_EXERCISE AIM:_ Tell how many lines have the string "Swatow" in them, and write nothing besides the number.

Dataset items
════════

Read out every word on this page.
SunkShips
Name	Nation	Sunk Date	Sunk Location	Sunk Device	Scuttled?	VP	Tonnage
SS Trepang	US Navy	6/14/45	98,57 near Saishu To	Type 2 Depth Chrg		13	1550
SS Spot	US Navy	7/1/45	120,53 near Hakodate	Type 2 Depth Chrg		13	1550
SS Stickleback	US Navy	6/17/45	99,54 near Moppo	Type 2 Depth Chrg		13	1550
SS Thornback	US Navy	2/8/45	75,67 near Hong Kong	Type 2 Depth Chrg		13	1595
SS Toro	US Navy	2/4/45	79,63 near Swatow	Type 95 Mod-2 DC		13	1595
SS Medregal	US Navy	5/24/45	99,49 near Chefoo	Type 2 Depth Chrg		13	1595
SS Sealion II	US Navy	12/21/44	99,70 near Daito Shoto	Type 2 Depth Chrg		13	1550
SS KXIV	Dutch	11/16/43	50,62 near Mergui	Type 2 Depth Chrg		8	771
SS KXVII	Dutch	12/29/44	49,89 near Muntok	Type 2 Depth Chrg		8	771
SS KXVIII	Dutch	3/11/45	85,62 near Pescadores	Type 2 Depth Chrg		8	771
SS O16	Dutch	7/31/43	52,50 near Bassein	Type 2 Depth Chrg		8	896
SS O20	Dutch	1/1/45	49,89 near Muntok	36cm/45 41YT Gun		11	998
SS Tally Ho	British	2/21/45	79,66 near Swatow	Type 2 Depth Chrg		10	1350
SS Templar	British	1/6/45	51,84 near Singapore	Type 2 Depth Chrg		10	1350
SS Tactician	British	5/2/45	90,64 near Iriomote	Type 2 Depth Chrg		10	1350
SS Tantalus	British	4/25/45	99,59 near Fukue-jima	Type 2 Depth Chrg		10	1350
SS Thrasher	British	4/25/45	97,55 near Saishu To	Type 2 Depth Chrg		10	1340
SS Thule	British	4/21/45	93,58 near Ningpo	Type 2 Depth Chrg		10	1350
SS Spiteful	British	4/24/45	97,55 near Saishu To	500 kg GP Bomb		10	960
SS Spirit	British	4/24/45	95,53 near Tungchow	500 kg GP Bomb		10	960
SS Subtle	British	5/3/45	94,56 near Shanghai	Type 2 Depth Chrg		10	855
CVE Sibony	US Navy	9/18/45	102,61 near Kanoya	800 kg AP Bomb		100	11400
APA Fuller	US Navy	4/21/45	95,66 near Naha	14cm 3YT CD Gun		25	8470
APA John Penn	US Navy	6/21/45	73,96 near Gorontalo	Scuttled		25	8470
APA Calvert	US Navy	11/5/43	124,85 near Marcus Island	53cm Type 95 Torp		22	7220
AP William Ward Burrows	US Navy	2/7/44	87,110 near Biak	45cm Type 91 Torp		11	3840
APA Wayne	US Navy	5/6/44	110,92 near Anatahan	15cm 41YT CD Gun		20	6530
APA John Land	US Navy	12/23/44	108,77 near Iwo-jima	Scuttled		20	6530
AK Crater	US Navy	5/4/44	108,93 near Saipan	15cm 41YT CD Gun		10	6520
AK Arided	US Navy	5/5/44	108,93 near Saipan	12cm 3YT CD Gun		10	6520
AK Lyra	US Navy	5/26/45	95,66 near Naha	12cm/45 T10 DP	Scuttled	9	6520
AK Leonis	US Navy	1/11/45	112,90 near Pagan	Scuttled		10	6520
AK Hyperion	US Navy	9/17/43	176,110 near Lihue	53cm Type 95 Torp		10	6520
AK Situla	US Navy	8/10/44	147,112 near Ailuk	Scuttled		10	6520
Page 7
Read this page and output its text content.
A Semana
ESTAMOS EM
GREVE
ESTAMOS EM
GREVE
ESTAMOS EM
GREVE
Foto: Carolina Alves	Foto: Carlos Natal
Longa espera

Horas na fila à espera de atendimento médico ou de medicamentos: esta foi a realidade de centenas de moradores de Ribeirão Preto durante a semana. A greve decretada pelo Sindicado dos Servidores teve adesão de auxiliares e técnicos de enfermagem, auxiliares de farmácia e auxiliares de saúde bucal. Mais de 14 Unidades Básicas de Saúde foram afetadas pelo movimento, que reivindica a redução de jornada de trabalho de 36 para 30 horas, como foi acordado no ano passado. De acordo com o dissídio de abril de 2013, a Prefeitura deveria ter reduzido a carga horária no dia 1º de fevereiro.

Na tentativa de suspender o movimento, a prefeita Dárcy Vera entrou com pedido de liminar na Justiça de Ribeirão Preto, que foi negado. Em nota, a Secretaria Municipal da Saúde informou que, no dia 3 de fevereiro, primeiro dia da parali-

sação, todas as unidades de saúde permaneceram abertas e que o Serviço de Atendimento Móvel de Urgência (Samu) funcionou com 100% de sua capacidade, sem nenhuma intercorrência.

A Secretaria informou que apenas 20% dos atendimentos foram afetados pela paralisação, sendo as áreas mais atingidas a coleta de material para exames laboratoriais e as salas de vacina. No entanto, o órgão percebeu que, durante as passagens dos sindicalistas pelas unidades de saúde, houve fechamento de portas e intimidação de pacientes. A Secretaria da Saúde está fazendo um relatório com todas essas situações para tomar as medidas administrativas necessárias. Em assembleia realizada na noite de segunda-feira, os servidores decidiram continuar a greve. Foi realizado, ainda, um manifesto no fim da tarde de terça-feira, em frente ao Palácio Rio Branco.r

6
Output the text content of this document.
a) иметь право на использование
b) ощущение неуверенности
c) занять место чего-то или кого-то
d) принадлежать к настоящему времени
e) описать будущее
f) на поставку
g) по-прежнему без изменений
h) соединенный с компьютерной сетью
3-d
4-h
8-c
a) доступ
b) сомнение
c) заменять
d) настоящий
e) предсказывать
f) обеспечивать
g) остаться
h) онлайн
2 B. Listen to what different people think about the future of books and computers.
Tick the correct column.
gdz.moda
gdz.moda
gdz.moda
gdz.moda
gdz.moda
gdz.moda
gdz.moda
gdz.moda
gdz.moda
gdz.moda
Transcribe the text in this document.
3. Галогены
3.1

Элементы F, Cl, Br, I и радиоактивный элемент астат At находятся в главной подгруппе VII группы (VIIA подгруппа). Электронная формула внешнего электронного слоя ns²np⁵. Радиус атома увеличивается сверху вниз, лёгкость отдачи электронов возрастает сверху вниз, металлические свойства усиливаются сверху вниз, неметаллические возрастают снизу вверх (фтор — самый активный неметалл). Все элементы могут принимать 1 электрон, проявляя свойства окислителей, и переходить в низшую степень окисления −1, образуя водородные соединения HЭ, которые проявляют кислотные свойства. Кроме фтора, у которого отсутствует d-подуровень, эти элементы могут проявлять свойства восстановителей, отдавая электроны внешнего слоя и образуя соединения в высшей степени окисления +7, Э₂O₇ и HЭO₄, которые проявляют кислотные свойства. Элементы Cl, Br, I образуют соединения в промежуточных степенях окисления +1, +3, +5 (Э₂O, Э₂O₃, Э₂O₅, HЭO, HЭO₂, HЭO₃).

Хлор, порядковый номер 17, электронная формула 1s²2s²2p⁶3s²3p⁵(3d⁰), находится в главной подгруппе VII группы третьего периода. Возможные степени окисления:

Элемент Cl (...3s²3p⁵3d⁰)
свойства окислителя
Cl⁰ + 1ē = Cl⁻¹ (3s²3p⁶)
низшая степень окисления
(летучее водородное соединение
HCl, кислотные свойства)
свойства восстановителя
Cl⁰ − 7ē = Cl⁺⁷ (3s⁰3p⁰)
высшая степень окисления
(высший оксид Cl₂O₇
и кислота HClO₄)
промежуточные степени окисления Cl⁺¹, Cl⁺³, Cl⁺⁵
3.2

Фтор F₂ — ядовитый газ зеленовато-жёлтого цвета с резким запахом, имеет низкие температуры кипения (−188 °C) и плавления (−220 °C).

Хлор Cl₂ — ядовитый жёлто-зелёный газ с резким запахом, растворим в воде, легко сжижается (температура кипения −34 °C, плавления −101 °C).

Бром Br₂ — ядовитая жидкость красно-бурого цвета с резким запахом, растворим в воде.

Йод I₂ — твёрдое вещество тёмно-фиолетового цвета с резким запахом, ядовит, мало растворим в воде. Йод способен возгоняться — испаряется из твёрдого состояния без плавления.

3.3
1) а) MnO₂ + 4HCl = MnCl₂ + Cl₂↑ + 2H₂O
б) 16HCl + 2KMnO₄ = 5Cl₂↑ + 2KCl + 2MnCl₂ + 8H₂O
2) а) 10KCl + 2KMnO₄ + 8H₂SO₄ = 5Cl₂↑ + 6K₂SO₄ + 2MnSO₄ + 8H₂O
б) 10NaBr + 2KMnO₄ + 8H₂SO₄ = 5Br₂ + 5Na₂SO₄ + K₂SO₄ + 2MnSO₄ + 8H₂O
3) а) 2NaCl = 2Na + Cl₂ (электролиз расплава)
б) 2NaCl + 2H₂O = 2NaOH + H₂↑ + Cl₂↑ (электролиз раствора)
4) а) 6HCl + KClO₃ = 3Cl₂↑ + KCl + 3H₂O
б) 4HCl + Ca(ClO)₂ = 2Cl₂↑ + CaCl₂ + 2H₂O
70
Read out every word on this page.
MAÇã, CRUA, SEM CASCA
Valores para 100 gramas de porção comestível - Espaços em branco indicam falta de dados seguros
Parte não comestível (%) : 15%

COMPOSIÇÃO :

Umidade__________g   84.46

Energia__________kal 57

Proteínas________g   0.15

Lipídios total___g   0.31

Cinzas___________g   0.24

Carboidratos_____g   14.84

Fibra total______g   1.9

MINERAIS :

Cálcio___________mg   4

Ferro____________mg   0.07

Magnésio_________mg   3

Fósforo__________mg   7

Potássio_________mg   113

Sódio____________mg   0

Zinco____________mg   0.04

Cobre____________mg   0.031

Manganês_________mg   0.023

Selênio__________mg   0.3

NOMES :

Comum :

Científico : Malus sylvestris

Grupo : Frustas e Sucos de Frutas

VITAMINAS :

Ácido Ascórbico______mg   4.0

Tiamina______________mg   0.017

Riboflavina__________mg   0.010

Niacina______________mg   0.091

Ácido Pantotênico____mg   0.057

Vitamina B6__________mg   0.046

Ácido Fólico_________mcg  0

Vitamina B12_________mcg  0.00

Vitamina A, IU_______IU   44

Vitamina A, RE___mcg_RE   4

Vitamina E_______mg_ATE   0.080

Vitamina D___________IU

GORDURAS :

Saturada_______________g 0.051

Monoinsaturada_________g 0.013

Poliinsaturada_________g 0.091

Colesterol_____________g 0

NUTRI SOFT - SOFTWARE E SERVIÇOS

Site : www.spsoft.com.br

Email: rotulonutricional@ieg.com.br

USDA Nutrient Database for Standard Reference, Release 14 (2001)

════════

_FINISHED TASK:_ 2